Source extract:
***
Sure. And so, could you describe what some of those things are?

Kate Soper:

Sure. I mean, I, you know, I wrote a play last year that had some music in it, but it was mostly a straight play, and I made, you know, some YouTube skits and other pieces and wrote a solo cello piece, a little more normal composition. And then, you know, this string quartet, which has kind of a storytelling narrative element, but also some normal-style music. And I'm writing a new opera now and like learning to play ukulele for it. So it's just, - oh, and I wrote a short story that had a kind of like a multimedia component that came out last fall, and I'm writing like a new libretto for some kind of like weird solo show - kind of Orpheus, standup comedy thing. So just, you know, a bunch of different kinds of things that, to me, seem like they might as well be compositions, even if they're not even if the music isn't the main or certainly only element. But yeah, it just seems more and more that they're just some spillover into some fantasy land that is also part of my real life and my real world.

Melissa Smey:

And it can be hard to talk about it or hard to categorize it. Why do you think that is?

Kate Soper:

It's hard because everything seems to be in the context of the pandemic. I don't know if you know - sometimes, there's some impulse to say like, "Well, let's not talk about it on the podcast because in two years, no one will remember!"

Melissa Smey:

[laughs]

Kate Soper:

But it does seem like the separation between - it's hard to say like, this activity is a separate thing from this other activity and the way I am in this relationship or interaction is a separate person from this relationship interaction. It feels to me - and I think maybe this is something other people feel, too - that it's just harder to keep things separated. So it's hard to answer the question of "what kind of 'blank' are you?" because it's hard for that not to just seem like "who are you?" which you know is also a hard question to answer.

Melissa Smey:

So, but would it have been different - if we were making this podcast three years ago - would that have been, like before the pandemic, do you think it would've been different for you?
***
Material supplied:
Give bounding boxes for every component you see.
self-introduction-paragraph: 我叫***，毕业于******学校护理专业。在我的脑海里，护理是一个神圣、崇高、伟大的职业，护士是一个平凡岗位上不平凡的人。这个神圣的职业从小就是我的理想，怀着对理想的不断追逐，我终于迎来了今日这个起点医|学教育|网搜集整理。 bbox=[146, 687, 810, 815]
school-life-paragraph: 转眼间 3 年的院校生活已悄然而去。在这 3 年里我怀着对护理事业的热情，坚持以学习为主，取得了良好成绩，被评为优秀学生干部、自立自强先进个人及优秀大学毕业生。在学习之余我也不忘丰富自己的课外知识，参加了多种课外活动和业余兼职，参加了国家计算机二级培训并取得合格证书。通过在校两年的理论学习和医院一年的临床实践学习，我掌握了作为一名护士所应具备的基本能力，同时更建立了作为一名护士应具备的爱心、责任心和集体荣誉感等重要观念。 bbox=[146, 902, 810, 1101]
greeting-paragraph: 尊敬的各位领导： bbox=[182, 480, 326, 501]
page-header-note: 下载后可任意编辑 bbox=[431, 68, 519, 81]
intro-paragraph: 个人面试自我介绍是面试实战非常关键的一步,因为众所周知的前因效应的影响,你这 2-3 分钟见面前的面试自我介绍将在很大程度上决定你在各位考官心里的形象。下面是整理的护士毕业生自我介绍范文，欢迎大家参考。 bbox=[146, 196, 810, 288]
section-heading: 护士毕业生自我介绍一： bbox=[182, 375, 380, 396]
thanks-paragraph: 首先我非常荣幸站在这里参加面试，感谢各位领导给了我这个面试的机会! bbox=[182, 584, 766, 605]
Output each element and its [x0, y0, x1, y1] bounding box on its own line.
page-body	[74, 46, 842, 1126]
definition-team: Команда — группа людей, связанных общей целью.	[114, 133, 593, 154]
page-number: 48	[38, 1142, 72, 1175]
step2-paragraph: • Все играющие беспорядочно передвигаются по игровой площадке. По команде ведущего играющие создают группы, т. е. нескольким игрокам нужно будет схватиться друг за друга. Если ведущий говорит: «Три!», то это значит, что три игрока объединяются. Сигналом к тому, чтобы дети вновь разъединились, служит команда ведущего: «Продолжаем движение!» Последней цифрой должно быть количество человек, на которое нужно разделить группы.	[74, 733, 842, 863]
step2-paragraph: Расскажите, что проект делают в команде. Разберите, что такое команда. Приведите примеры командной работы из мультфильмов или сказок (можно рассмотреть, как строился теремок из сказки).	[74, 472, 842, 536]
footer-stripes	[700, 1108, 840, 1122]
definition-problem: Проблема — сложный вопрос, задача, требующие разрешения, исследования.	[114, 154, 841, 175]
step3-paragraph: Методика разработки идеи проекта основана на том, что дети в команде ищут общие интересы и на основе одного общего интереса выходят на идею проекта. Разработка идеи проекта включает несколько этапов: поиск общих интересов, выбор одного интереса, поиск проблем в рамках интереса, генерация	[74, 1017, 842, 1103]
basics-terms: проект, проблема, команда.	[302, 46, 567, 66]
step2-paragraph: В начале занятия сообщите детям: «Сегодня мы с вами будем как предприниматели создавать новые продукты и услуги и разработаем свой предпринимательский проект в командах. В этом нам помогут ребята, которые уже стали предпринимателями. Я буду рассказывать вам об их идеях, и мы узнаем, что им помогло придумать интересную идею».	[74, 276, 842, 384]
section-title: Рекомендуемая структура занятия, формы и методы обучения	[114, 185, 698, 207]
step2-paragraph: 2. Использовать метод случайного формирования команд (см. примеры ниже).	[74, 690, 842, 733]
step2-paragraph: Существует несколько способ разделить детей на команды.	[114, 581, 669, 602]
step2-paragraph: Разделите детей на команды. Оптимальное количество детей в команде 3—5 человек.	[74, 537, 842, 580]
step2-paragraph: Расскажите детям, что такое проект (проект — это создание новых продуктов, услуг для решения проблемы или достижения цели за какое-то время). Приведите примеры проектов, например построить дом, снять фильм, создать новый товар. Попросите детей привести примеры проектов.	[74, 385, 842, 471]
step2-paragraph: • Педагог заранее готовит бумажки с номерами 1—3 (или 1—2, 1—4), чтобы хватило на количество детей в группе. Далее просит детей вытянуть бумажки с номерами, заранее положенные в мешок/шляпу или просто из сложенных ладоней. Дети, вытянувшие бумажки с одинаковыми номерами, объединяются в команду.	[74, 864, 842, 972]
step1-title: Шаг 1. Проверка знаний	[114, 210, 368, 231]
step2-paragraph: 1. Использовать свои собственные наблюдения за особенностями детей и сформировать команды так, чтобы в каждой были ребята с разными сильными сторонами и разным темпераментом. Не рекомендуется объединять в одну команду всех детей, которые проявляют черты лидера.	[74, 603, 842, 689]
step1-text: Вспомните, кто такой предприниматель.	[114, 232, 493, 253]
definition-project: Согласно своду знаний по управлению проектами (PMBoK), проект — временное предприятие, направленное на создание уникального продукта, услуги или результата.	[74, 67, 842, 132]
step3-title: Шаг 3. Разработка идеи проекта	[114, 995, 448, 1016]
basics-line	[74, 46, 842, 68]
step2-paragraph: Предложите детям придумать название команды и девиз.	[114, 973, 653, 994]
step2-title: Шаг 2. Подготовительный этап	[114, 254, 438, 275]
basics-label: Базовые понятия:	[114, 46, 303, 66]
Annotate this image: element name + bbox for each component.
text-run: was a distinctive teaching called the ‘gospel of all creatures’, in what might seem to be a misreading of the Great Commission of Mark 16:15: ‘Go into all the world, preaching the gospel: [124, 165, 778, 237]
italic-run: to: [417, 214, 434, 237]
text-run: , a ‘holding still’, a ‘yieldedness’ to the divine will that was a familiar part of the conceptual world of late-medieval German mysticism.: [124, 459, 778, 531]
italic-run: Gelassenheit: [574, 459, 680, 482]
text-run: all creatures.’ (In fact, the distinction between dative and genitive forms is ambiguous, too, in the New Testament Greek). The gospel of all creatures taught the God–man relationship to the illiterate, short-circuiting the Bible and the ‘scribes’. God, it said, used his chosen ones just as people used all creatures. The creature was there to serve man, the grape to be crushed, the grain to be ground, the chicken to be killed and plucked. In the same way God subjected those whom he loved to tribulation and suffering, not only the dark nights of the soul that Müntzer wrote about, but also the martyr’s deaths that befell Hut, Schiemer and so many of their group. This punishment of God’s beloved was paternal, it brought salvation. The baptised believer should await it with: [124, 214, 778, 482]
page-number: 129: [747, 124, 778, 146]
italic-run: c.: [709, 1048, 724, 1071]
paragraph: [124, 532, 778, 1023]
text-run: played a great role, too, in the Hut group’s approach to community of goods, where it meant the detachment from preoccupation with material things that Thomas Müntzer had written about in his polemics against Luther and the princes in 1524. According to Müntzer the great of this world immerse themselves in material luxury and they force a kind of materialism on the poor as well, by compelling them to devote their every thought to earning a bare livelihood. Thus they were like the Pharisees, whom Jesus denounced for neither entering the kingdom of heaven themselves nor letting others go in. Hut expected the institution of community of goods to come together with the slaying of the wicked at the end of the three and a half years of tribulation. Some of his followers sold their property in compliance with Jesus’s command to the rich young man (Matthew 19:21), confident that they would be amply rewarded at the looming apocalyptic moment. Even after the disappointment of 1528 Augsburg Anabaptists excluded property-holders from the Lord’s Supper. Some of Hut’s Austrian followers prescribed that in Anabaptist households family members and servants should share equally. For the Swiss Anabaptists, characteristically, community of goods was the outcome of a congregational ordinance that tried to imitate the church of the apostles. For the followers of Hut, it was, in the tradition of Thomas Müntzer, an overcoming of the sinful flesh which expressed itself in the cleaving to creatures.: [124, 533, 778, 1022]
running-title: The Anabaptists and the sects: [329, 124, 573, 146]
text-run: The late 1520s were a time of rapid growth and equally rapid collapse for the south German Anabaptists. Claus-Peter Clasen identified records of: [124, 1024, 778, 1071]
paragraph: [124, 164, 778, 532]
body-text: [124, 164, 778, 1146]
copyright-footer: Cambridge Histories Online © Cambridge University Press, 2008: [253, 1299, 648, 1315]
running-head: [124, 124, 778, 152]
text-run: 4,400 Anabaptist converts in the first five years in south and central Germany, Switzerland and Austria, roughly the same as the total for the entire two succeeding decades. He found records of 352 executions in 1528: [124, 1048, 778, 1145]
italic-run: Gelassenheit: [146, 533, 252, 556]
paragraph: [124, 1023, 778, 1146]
***
Task list:
1. Answer these three questions about the interview excerpt with Kate Soper, one line each:
(a) What instrument is Soper learning to play for her new opera?
(b) According to Soper, what does everything seem to be in the context of?
(c) How many years ago does Melissa Smey imagine the podcast being made in her final question?
2. Recast the paragraph of the interview excerpt that begins "Sure. I mean, I, you know, I wrote a play" as a bulleted list of the works Soper mentions. Follow the list with one sentence on how she views them.
3. Extend the interview excerpt between Kate Soper and Melissa Smey by writing Soper's reply to Smey's last question and continuing the conversation from there.

Answers given:
1.
(a) The ukulele.
(b) The pandemic.
(c) Three years ago.

2.
- A play written last year, mostly a straight play with some music
- YouTube skits and other pieces
- A solo cello piece, a more conventional composition
- A string quartet with a storytelling narrative element as well as some conventional music
- A new opera in progress, for which she is learning to play ukulele
- A short story with a multimedia component, released last fall
- A new libretto in progress for a solo show combining Orpheus and standup comedy

Soper sees all of these as compositions, even when music is not the main or only element, and as spillover into a fantasy land that is also part of her real life.

3.
Kate Soper:

I don't totally know because it's been two years, and everything feels a little different. I think I was starting to feel this way, and I hadn't really thought about it. And even looking further back when I sort of thought when I was writing, I was a person, and then I was writing this abstract music, I wonder if, how much there was a separation really between the rest of my inner life. But I think it just feels more now, especially because since a lot of things in daily life have been suppressed, you know, just sort of experience and travel and interaction that that imaginary part just starts to take up more space, and then it just sort of seems more real. So yeah, I don't really know if my answer would've been different, and I'm also getting older like everybody is and, you know, I think it makes sense to me maybe that the separation between what you do for hours every day would sort of start to fade as, you know, the other, you know, as life kind of takes a shape somehow.

Melissa Smey:

Well, so then I'm curious - this question, this idea of who are you - like if you met someone that you didn't know, how do you describe yourself?

Kate Soper:

Well, I guess it would depend on the context, you know? I mean, like...

Melissa Smey:

When I think about you, in the broadest way, I would typically say, well, that you are a composer and a musician and, you know, an educator and then because you do so many things, then it gets a little bit harder because you're also a writer, you also made this amazing series of videos. So I guess if you're meeting somebody in a nonacademic setting, not like, you know, how you maybe spend some of your professional time, how do you talk about like your creative practice? How do you tell people what you do?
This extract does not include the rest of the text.